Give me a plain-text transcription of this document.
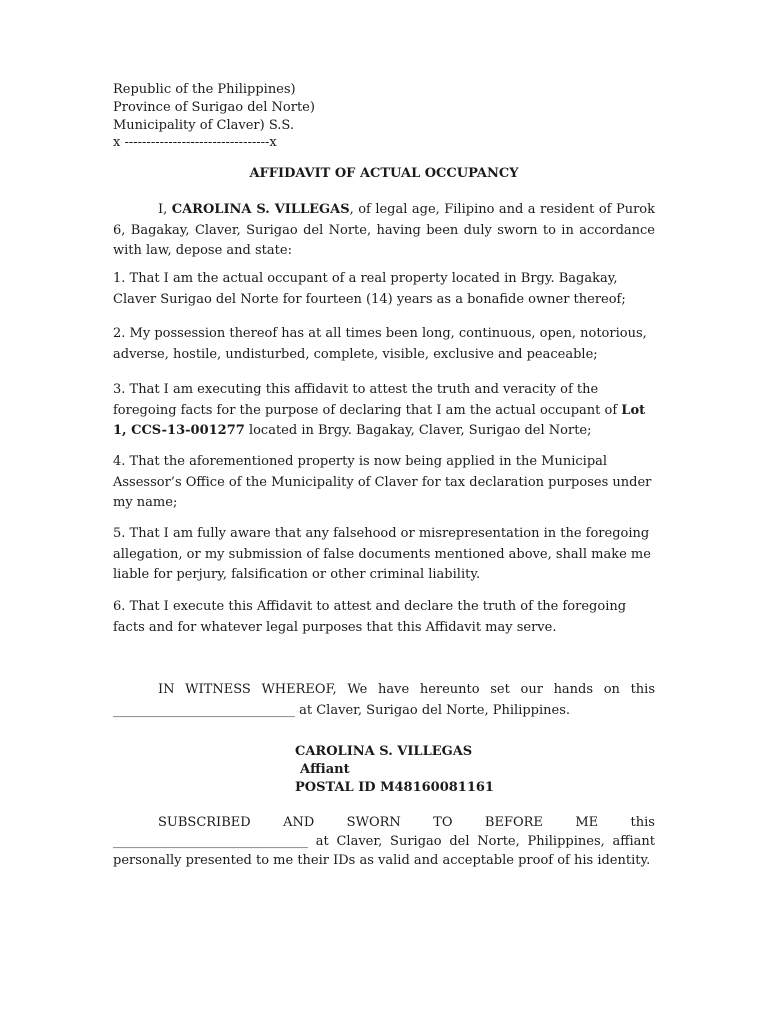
Republic of the Philippines)
Province of Surigao del Norte)
Municipality of Claver) S.S.
x ---------------------------------x
AFFIDAVIT OF ACTUAL OCCUPANCY
I, CAROLINA S. VILLEGAS, of legal age, Filipino and a resident of Purok 6, Bagakay, Claver, Surigao del Norte, having been duly sworn to in accordance with law, depose and state:
1. That I am the actual occupant of a real property located in Brgy. Bagakay, Claver Surigao del Norte for fourteen (14) years as a bonafide owner thereof;
2. My possession thereof has at all times been long, continuous, open, notorious, adverse, hostile, undisturbed, complete, visible, exclusive and peaceable;
3. That I am executing this affidavit to attest the truth and veracity of the foregoing facts for the purpose of declaring that I am the actual occupant of Lot 1, CCS-13-001277 located in Brgy. Bagakay, Claver, Surigao del Norte;
4. That the aforementioned property is now being applied in the Municipal Assessor’s Office of the Municipality of Claver for tax declaration purposes under my name;
5. That I am fully aware that any falsehood or misrepresentation in the foregoing allegation, or my submission of false documents mentioned above, shall make me liable for perjury, falsification or other criminal liability.
6. That I execute this Affidavit to attest and declare the truth of the foregoing facts and for whatever legal purposes that this Affidavit may serve.
IN WITNESS WHEREOF, We have hereunto set our hands on this ____________________________ at Claver, Surigao del Norte, Philippines.
CAROLINA S. VILLEGAS
Affiant
POSTAL ID M48160081161
SUBSCRIBED AND SWORN TO BEFORE ME this
______________________________ at Claver, Surigao del Norte, Philippines, affiant personally presented to me their IDs as valid and acceptable proof of his identity.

—————

### Requirement
Return the material exactly as given, apart from the pictures.

### The output
Give me a plain-text transcription of this document.
Republic of the Philippines)
Province of Surigao del Norte)
Municipality of Claver) S.S.
x ---------------------------------x
AFFIDAVIT OF ACTUAL OCCUPANCY
I, CAROLINA S. VILLEGAS, of legal age, Filipino and a resident of Purok 6, Bagakay, Claver, Surigao del Norte, having been duly sworn to in accordance with law, depose and state:
1. That I am the actual occupant of a real property located in Brgy. Bagakay, Claver Surigao del Norte for fourteen (14) years as a bonafide owner thereof;
2. My possession thereof has at all times been long, continuous, open, notorious, adverse, hostile, undisturbed, complete, visible, exclusive and peaceable;
3. That I am executing this affidavit to attest the truth and veracity of the foregoing facts for the purpose of declaring that I am the actual occupant of Lot 1, CCS-13-001277 located in Brgy. Bagakay, Claver, Surigao del Norte;
4. That the aforementioned property is now being applied in the Municipal Assessor’s Office of the Municipality of Claver for tax declaration purposes under my name;
5. That I am fully aware that any falsehood or misrepresentation in the foregoing allegation, or my submission of false documents mentioned above, shall make me liable for perjury, falsification or other criminal liability.
6. That I execute this Affidavit to attest and declare the truth of the foregoing facts and for whatever legal purposes that this Affidavit may serve.
IN WITNESS WHEREOF, We have hereunto set our hands on this ____________________________ at Claver, Surigao del Norte, Philippines.
CAROLINA S. VILLEGAS
Affiant
POSTAL ID M48160081161
SUBSCRIBED AND SWORN TO BEFORE ME this
______________________________ at Claver, Surigao del Norte, Philippines, affiant personally presented to me their IDs as valid and acceptable proof of his identity.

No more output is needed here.